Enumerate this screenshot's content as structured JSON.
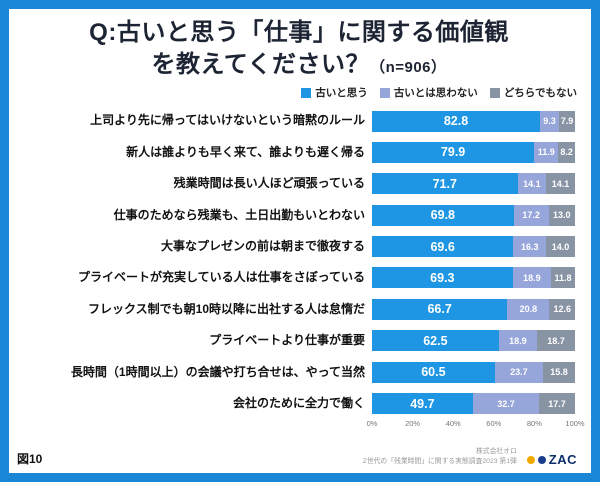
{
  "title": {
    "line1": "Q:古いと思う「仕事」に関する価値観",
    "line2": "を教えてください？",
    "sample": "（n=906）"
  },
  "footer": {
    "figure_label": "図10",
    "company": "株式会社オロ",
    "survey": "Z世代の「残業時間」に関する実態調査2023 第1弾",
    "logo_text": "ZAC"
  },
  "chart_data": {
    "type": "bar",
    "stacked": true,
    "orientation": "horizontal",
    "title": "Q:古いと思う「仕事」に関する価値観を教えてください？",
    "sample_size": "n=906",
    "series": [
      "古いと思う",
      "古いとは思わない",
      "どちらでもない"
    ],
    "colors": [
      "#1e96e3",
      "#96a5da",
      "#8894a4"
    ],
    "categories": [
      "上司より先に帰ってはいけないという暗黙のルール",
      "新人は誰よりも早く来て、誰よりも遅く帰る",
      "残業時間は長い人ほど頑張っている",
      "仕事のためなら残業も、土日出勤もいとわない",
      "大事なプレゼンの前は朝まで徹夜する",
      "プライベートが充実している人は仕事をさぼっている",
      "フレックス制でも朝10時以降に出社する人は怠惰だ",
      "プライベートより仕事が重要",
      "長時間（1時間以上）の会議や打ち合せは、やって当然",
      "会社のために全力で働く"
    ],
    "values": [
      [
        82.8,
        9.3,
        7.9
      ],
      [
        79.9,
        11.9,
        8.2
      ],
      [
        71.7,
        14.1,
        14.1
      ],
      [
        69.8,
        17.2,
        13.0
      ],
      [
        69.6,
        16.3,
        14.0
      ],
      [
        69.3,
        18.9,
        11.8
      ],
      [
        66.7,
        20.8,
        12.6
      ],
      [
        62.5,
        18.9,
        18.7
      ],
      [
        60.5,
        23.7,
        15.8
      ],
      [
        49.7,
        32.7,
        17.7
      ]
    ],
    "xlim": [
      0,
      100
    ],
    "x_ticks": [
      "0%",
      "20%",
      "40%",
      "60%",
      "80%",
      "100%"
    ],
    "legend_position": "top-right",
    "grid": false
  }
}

========================

[STATED PROBLEM]
Restate the whole of the material word for word without the pictures.

[ANSWER TO THIS TASK]
Enumerate this screenshot's content as structured JSON.
{
  "title": {
    "line1": "Q:古いと思う「仕事」に関する価値観",
    "line2": "を教えてください？",
    "sample": "（n=906）"
  },
  "footer": {
    "figure_label": "図10",
    "company": "株式会社オロ",
    "survey": "Z世代の「残業時間」に関する実態調査2023 第1弾",
    "logo_text": "ZAC"
  },
  "chart_data": {
    "type": "bar",
    "stacked": true,
    "orientation": "horizontal",
    "title": "Q:古いと思う「仕事」に関する価値観を教えてください？",
    "sample_size": "n=906",
    "series": [
      "古いと思う",
      "古いとは思わない",
      "どちらでもない"
    ],
    "colors": [
      "#1e96e3",
      "#96a5da",
      "#8894a4"
    ],
    "categories": [
      "上司より先に帰ってはいけないという暗黙のルール",
      "新人は誰よりも早く来て、誰よりも遅く帰る",
      "残業時間は長い人ほど頑張っている",
      "仕事のためなら残業も、土日出勤もいとわない",
      "大事なプレゼンの前は朝まで徹夜する",
      "プライベートが充実している人は仕事をさぼっている",
      "フレックス制でも朝10時以降に出社する人は怠惰だ",
      "プライベートより仕事が重要",
      "長時間（1時間以上）の会議や打ち合せは、やって当然",
      "会社のために全力で働く"
    ],
    "values": [
      [
        82.8,
        9.3,
        7.9
      ],
      [
        79.9,
        11.9,
        8.2
      ],
      [
        71.7,
        14.1,
        14.1
      ],
      [
        69.8,
        17.2,
        13.0
      ],
      [
        69.6,
        16.3,
        14.0
      ],
      [
        69.3,
        18.9,
        11.8
      ],
      [
        66.7,
        20.8,
        12.6
      ],
      [
        62.5,
        18.9,
        18.7
      ],
      [
        60.5,
        23.7,
        15.8
      ],
      [
        49.7,
        32.7,
        17.7
      ]
    ],
    "xlim": [
      0,
      100
    ],
    "x_ticks": [
      "0%",
      "20%",
      "40%",
      "60%",
      "80%",
      "100%"
    ],
    "legend_position": "top-right",
    "grid": false
  }
}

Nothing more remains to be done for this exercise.